Data records:

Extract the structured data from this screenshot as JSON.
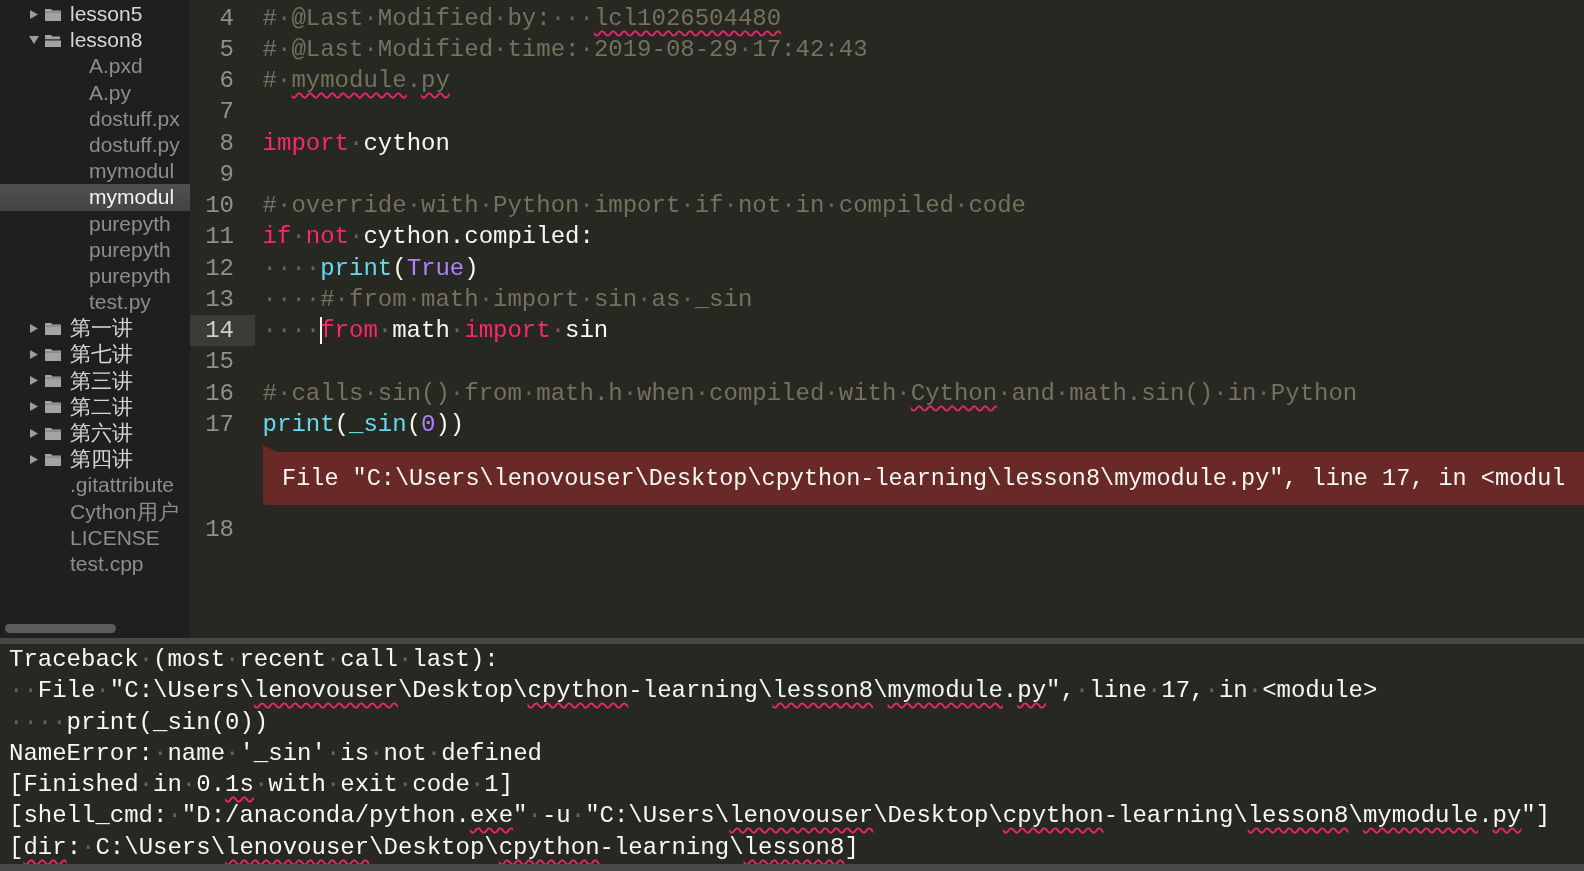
{
  "sidebar": {
    "items": [
      {
        "label": "lesson5",
        "kind": "folder",
        "expanded": false
      },
      {
        "label": "lesson8",
        "kind": "folder",
        "expanded": true,
        "children": [
          {
            "label": "A.pxd",
            "kind": "file",
            "selected": false
          },
          {
            "label": "A.py",
            "kind": "file",
            "selected": false
          },
          {
            "label": "dostuff.px",
            "kind": "file",
            "selected": false
          },
          {
            "label": "dostuff.py",
            "kind": "file",
            "selected": false
          },
          {
            "label": "mymodul",
            "kind": "file",
            "selected": false
          },
          {
            "label": "mymodul",
            "kind": "file",
            "selected": true
          },
          {
            "label": "purepyth",
            "kind": "file",
            "selected": false
          },
          {
            "label": "purepyth",
            "kind": "file",
            "selected": false
          },
          {
            "label": "purepyth",
            "kind": "file",
            "selected": false
          },
          {
            "label": "test.py",
            "kind": "file",
            "selected": false
          }
        ]
      },
      {
        "label": "第一讲",
        "kind": "folder",
        "expanded": false
      },
      {
        "label": "第七讲",
        "kind": "folder",
        "expanded": false
      },
      {
        "label": "第三讲",
        "kind": "folder",
        "expanded": false
      },
      {
        "label": "第二讲",
        "kind": "folder",
        "expanded": false
      },
      {
        "label": "第六讲",
        "kind": "folder",
        "expanded": false
      },
      {
        "label": "第四讲",
        "kind": "folder",
        "expanded": false
      },
      {
        "label": ".gitattribute",
        "kind": "file",
        "selected": false
      },
      {
        "label": "Cython用户",
        "kind": "file",
        "selected": false
      },
      {
        "label": "LICENSE",
        "kind": "file",
        "selected": false
      },
      {
        "label": "test.cpp",
        "kind": "file",
        "selected": false
      }
    ]
  },
  "editor": {
    "lines": [
      {
        "kind": "code",
        "number": "4",
        "current": false,
        "tokens": [
          {
            "kind": "comment",
            "text": "#·@Last·Modified·by:···",
            "misspelled": false
          },
          {
            "kind": "comment",
            "text": "lcl1026504480",
            "misspelled": true
          }
        ]
      },
      {
        "kind": "code",
        "number": "5",
        "current": false,
        "tokens": [
          {
            "kind": "comment",
            "text": "#·@Last·Modified·time:·2019-08-29·17:42:43",
            "misspelled": false
          }
        ]
      },
      {
        "kind": "code",
        "number": "6",
        "current": false,
        "tokens": [
          {
            "kind": "comment",
            "text": "#·",
            "misspelled": false
          },
          {
            "kind": "comment",
            "text": "mymodule",
            "misspelled": true
          },
          {
            "kind": "comment",
            "text": ".",
            "misspelled": false
          },
          {
            "kind": "comment",
            "text": "py",
            "misspelled": true
          }
        ]
      },
      {
        "kind": "code",
        "number": "7",
        "current": false
      },
      {
        "kind": "code",
        "number": "8",
        "current": false,
        "tokens": [
          {
            "kind": "keyword",
            "text": "import",
            "misspelled": false
          },
          {
            "kind": "plain",
            "text": "·cython",
            "misspelled": false
          }
        ]
      },
      {
        "kind": "code",
        "number": "9",
        "current": false
      },
      {
        "kind": "code",
        "number": "10",
        "current": false,
        "tokens": [
          {
            "kind": "comment",
            "text": "#·override·with·Python·import·if·not·in·compiled·code",
            "misspelled": false
          }
        ]
      },
      {
        "kind": "code",
        "number": "11",
        "current": false,
        "tokens": [
          {
            "kind": "keyword",
            "text": "if",
            "misspelled": false
          },
          {
            "kind": "plain",
            "text": "·",
            "misspelled": false
          },
          {
            "kind": "keyword",
            "text": "not",
            "misspelled": false
          },
          {
            "kind": "plain",
            "text": "·cython.compiled:",
            "misspelled": false
          }
        ]
      },
      {
        "kind": "code",
        "number": "12",
        "current": false,
        "tokens": [
          {
            "kind": "plain",
            "text": "····",
            "misspelled": false
          },
          {
            "kind": "function",
            "text": "print",
            "misspelled": false
          },
          {
            "kind": "plain",
            "text": "(",
            "misspelled": false
          },
          {
            "kind": "constant",
            "text": "True",
            "misspelled": false
          },
          {
            "kind": "plain",
            "text": ")",
            "misspelled": false
          }
        ]
      },
      {
        "kind": "code",
        "number": "13",
        "current": false,
        "tokens": [
          {
            "kind": "plain",
            "text": "····",
            "misspelled": false
          },
          {
            "kind": "comment",
            "text": "#·from·math·import·sin·as·_sin",
            "misspelled": false
          }
        ]
      },
      {
        "kind": "code",
        "number": "14",
        "current": true,
        "tokens": [
          {
            "kind": "plain",
            "text": "····",
            "misspelled": false
          },
          {
            "kind": "caret"
          },
          {
            "kind": "keyword",
            "text": "from",
            "misspelled": false
          },
          {
            "kind": "plain",
            "text": "·math·",
            "misspelled": false
          },
          {
            "kind": "keyword",
            "text": "import",
            "misspelled": false
          },
          {
            "kind": "plain",
            "text": "·sin",
            "misspelled": false
          }
        ]
      },
      {
        "kind": "code",
        "number": "15",
        "current": false
      },
      {
        "kind": "code",
        "number": "16",
        "current": false,
        "tokens": [
          {
            "kind": "comment",
            "text": "#·calls·sin()·from·math.h·when·compiled·with·",
            "misspelled": false
          },
          {
            "kind": "comment",
            "text": "Cython",
            "misspelled": true
          },
          {
            "kind": "comment",
            "text": "·and·math.sin()·in·Python",
            "misspelled": false
          }
        ]
      },
      {
        "kind": "code",
        "number": "17",
        "current": false,
        "tokens": [
          {
            "kind": "function",
            "text": "print",
            "misspelled": false
          },
          {
            "kind": "plain",
            "text": "(",
            "misspelled": false
          },
          {
            "kind": "function",
            "text": "_sin",
            "misspelled": false
          },
          {
            "kind": "plain",
            "text": "(",
            "misspelled": false
          },
          {
            "kind": "constant",
            "text": "0",
            "misspelled": false
          },
          {
            "kind": "plain",
            "text": "))",
            "misspelled": false
          }
        ]
      },
      {
        "kind": "phantom",
        "text": "File \"C:\\Users\\lenovouser\\Desktop\\cpython-learning\\lesson8\\mymodule.py\", line 17, in <modul"
      },
      {
        "kind": "code",
        "number": "18",
        "current": false
      }
    ]
  },
  "console": {
    "lines": [
      {
        "tokens": [
          {
            "text": "Traceback·(most·recent·call·last):",
            "misspelled": false
          }
        ]
      },
      {
        "tokens": [
          {
            "text": "··File·\"C:\\Users\\",
            "misspelled": false
          },
          {
            "text": "lenovouser",
            "misspelled": true
          },
          {
            "text": "\\Desktop\\",
            "misspelled": false
          },
          {
            "text": "cpython",
            "misspelled": true
          },
          {
            "text": "-learning\\",
            "misspelled": false
          },
          {
            "text": "lesson8",
            "misspelled": true
          },
          {
            "text": "\\",
            "misspelled": false
          },
          {
            "text": "mymodule",
            "misspelled": true
          },
          {
            "text": ".",
            "misspelled": false
          },
          {
            "text": "py",
            "misspelled": true
          },
          {
            "text": "\",·line·17,·in·<module>",
            "misspelled": false
          }
        ]
      },
      {
        "tokens": [
          {
            "text": "····print(_sin(0))",
            "misspelled": false
          }
        ]
      },
      {
        "tokens": [
          {
            "text": "NameError:·name·'_sin'·is·not·defined",
            "misspelled": false
          }
        ]
      },
      {
        "tokens": [
          {
            "text": "[Finished·in·0.",
            "misspelled": false
          },
          {
            "text": "1s",
            "misspelled": true
          },
          {
            "text": "·with·exit·code·1]",
            "misspelled": false
          }
        ]
      },
      {
        "tokens": [
          {
            "text": "[shell_cmd:·\"D:/anaconda/python.",
            "misspelled": false
          },
          {
            "text": "exe",
            "misspelled": true
          },
          {
            "text": "\"·-u·\"C:\\Users\\",
            "misspelled": false
          },
          {
            "text": "lenovouser",
            "misspelled": true
          },
          {
            "text": "\\Desktop\\",
            "misspelled": false
          },
          {
            "text": "cpython",
            "misspelled": true
          },
          {
            "text": "-learning\\",
            "misspelled": false
          },
          {
            "text": "lesson8",
            "misspelled": true
          },
          {
            "text": "\\",
            "misspelled": false
          },
          {
            "text": "mymodule",
            "misspelled": true
          },
          {
            "text": ".",
            "misspelled": false
          },
          {
            "text": "py",
            "misspelled": true
          },
          {
            "text": "\"]",
            "misspelled": false
          }
        ]
      },
      {
        "tokens": [
          {
            "text": "[",
            "misspelled": false
          },
          {
            "text": "dir",
            "misspelled": true
          },
          {
            "text": ":·C:\\Users\\",
            "misspelled": false
          },
          {
            "text": "lenovouser",
            "misspelled": true
          },
          {
            "text": "\\Desktop\\",
            "misspelled": false
          },
          {
            "text": "cpython",
            "misspelled": true
          },
          {
            "text": "-learning\\",
            "misspelled": false
          },
          {
            "text": "lesson8",
            "misspelled": true
          },
          {
            "text": "]",
            "misspelled": false
          }
        ]
      }
    ]
  }
}
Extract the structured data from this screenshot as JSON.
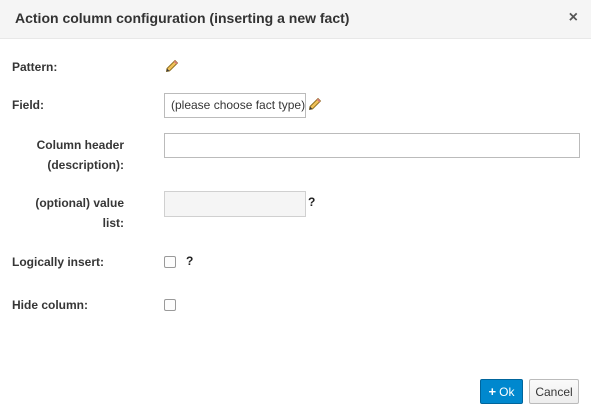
{
  "dialog": {
    "title": "Action column configuration (inserting a new fact)",
    "close_glyph": "×"
  },
  "form": {
    "pattern_label": "Pattern:",
    "field_label": "Field:",
    "field_value": "(please choose fact type)",
    "column_header_label_line1": "Column header",
    "column_header_label_line2": "(description):",
    "column_header_value": "",
    "value_list_label_line1": "(optional) value",
    "value_list_label_line2": "list:",
    "value_list_value": "",
    "value_list_help": "?",
    "logically_insert_label": "Logically insert:",
    "logically_insert_checked": false,
    "logically_insert_help": "?",
    "hide_column_label": "Hide column:",
    "hide_column_checked": false
  },
  "footer": {
    "ok_label": "Ok",
    "ok_icon": "plus-icon",
    "cancel_label": "Cancel"
  },
  "icons": {
    "edit": "pencil-icon"
  },
  "colors": {
    "primary": "#0088ce",
    "header_bg": "#f5f5f5"
  }
}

Goal of the exercise:
Filter the entries above down to the lines containing the word "Users".

Solution for this exercise:
        "text": "File \"C:\\Users\\lenovouser\\Desktop\\cpython-learning\\lesson8\\mymodule.py\", line 17, in <modul"
            "text": "··File·\"C:\\Users\\",
            "text": "\"·-u·\"C:\\Users\\",
            "text": ":·C:\\Users\\",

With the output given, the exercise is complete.